| Instructions to follow |
Send back the records in full, character for character.
--- start ---
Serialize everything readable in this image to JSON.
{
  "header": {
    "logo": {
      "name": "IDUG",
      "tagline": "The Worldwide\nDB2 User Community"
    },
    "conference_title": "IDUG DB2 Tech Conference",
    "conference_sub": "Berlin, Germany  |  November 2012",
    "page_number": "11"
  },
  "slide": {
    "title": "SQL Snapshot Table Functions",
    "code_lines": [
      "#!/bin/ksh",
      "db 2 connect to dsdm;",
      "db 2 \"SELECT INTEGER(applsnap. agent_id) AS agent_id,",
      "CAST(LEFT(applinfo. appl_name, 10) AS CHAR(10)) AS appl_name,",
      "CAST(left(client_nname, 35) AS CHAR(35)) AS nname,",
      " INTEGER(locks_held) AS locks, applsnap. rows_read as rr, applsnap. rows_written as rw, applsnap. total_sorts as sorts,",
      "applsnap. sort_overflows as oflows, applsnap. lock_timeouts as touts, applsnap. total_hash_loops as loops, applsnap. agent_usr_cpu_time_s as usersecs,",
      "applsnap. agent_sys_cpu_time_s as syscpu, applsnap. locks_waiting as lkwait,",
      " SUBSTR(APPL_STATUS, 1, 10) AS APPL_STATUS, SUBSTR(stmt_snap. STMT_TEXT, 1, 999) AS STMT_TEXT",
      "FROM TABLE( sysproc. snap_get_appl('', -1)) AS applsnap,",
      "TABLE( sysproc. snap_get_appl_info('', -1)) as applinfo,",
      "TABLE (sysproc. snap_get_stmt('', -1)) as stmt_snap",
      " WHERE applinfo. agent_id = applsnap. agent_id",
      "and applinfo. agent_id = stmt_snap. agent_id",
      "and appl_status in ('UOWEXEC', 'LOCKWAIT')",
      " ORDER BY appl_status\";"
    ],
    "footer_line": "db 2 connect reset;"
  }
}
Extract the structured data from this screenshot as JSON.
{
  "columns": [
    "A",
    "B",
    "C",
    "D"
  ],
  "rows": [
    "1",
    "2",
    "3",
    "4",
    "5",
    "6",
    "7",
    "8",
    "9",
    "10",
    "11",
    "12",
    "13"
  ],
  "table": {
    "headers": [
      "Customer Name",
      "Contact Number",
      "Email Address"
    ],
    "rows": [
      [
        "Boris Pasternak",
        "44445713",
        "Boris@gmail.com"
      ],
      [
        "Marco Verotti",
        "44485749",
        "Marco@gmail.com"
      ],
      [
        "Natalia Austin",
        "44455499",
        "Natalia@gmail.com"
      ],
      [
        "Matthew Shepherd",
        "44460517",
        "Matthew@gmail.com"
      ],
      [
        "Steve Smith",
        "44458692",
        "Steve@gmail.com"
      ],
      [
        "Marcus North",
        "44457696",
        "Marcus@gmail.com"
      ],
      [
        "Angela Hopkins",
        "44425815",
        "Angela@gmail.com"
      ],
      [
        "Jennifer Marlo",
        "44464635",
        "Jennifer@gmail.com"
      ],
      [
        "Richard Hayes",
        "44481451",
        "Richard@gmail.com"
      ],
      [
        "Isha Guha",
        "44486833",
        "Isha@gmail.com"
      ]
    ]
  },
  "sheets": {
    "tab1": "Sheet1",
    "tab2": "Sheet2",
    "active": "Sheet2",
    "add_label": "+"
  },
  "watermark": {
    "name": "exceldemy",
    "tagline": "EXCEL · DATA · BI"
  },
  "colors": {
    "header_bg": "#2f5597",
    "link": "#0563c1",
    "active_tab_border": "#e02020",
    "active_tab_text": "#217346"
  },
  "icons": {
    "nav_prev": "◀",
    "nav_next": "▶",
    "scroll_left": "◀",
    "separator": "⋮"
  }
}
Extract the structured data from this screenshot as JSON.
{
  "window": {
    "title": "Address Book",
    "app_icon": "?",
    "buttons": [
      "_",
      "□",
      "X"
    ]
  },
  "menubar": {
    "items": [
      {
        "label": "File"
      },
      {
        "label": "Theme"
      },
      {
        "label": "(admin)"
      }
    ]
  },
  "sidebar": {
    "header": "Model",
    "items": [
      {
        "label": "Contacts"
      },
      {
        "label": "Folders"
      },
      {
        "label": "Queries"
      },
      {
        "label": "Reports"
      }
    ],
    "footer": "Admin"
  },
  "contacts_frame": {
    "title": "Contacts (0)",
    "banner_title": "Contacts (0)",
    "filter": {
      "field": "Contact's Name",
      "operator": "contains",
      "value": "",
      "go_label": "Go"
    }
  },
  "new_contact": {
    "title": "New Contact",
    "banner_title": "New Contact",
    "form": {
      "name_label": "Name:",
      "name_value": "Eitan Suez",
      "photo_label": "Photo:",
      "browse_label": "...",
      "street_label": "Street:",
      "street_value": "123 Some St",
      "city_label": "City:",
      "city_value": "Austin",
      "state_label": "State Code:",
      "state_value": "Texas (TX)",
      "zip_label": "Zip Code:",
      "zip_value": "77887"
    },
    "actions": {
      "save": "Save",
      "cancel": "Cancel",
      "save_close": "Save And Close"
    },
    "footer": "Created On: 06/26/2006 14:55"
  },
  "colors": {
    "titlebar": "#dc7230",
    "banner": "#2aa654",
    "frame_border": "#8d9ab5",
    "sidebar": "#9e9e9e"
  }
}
--- end ---
| Right answer |
Serialize everything readable in this image to JSON.
{
  "header": {
    "logo": {
      "name": "IDUG",
      "tagline": "The Worldwide\nDB2 User Community"
    },
    "conference_title": "IDUG DB2 Tech Conference",
    "conference_sub": "Berlin, Germany  |  November 2012",
    "page_number": "11"
  },
  "slide": {
    "title": "SQL Snapshot Table Functions",
    "code_lines": [
      "#!/bin/ksh",
      "db 2 connect to dsdm;",
      "db 2 \"SELECT INTEGER(applsnap. agent_id) AS agent_id,",
      "CAST(LEFT(applinfo. appl_name, 10) AS CHAR(10)) AS appl_name,",
      "CAST(left(client_nname, 35) AS CHAR(35)) AS nname,",
      " INTEGER(locks_held) AS locks, applsnap. rows_read as rr, applsnap. rows_written as rw, applsnap. total_sorts as sorts,",
      "applsnap. sort_overflows as oflows, applsnap. lock_timeouts as touts, applsnap. total_hash_loops as loops, applsnap. agent_usr_cpu_time_s as usersecs,",
      "applsnap. agent_sys_cpu_time_s as syscpu, applsnap. locks_waiting as lkwait,",
      " SUBSTR(APPL_STATUS, 1, 10) AS APPL_STATUS, SUBSTR(stmt_snap. STMT_TEXT, 1, 999) AS STMT_TEXT",
      "FROM TABLE( sysproc. snap_get_appl('', -1)) AS applsnap,",
      "TABLE( sysproc. snap_get_appl_info('', -1)) as applinfo,",
      "TABLE (sysproc. snap_get_stmt('', -1)) as stmt_snap",
      " WHERE applinfo. agent_id = applsnap. agent_id",
      "and applinfo. agent_id = stmt_snap. agent_id",
      "and appl_status in ('UOWEXEC', 'LOCKWAIT')",
      " ORDER BY appl_status\";"
    ],
    "footer_line": "db 2 connect reset;"
  }
}
Extract the structured data from this screenshot as JSON.
{
  "columns": [
    "A",
    "B",
    "C",
    "D"
  ],
  "rows": [
    "1",
    "2",
    "3",
    "4",
    "5",
    "6",
    "7",
    "8",
    "9",
    "10",
    "11",
    "12",
    "13"
  ],
  "table": {
    "headers": [
      "Customer Name",
      "Contact Number",
      "Email Address"
    ],
    "rows": [
      [
        "Boris Pasternak",
        "44445713",
        "Boris@gmail.com"
      ],
      [
        "Marco Verotti",
        "44485749",
        "Marco@gmail.com"
      ],
      [
        "Natalia Austin",
        "44455499",
        "Natalia@gmail.com"
      ],
      [
        "Matthew Shepherd",
        "44460517",
        "Matthew@gmail.com"
      ],
      [
        "Steve Smith",
        "44458692",
        "Steve@gmail.com"
      ],
      [
        "Marcus North",
        "44457696",
        "Marcus@gmail.com"
      ],
      [
        "Angela Hopkins",
        "44425815",
        "Angela@gmail.com"
      ],
      [
        "Jennifer Marlo",
        "44464635",
        "Jennifer@gmail.com"
      ],
      [
        "Richard Hayes",
        "44481451",
        "Richard@gmail.com"
      ],
      [
        "Isha Guha",
        "44486833",
        "Isha@gmail.com"
      ]
    ]
  },
  "sheets": {
    "tab1": "Sheet1",
    "tab2": "Sheet2",
    "active": "Sheet2",
    "add_label": "+"
  },
  "watermark": {
    "name": "exceldemy",
    "tagline": "EXCEL · DATA · BI"
  },
  "colors": {
    "header_bg": "#2f5597",
    "link": "#0563c1",
    "active_tab_border": "#e02020",
    "active_tab_text": "#217346"
  },
  "icons": {
    "nav_prev": "◀",
    "nav_next": "▶",
    "scroll_left": "◀",
    "separator": "⋮"
  }
}
Extract the structured data from this screenshot as JSON.
{
  "window": {
    "title": "Address Book",
    "app_icon": "?",
    "buttons": [
      "_",
      "□",
      "X"
    ]
  },
  "menubar": {
    "items": [
      {
        "label": "File"
      },
      {
        "label": "Theme"
      },
      {
        "label": "(admin)"
      }
    ]
  },
  "sidebar": {
    "header": "Model",
    "items": [
      {
        "label": "Contacts"
      },
      {
        "label": "Folders"
      },
      {
        "label": "Queries"
      },
      {
        "label": "Reports"
      }
    ],
    "footer": "Admin"
  },
  "contacts_frame": {
    "title": "Contacts (0)",
    "banner_title": "Contacts (0)",
    "filter": {
      "field": "Contact's Name",
      "operator": "contains",
      "value": "",
      "go_label": "Go"
    }
  },
  "new_contact": {
    "title": "New Contact",
    "banner_title": "New Contact",
    "form": {
      "name_label": "Name:",
      "name_value": "Eitan Suez",
      "photo_label": "Photo:",
      "browse_label": "...",
      "street_label": "Street:",
      "street_value": "123 Some St",
      "city_label": "City:",
      "city_value": "Austin",
      "state_label": "State Code:",
      "state_value": "Texas (TX)",
      "zip_label": "Zip Code:",
      "zip_value": "77887"
    },
    "actions": {
      "save": "Save",
      "cancel": "Cancel",
      "save_close": "Save And Close"
    },
    "footer": "Created On: 06/26/2006 14:55"
  },
  "colors": {
    "titlebar": "#dc7230",
    "banner": "#2aa654",
    "frame_border": "#8d9ab5",
    "sidebar": "#9e9e9e"
  }
}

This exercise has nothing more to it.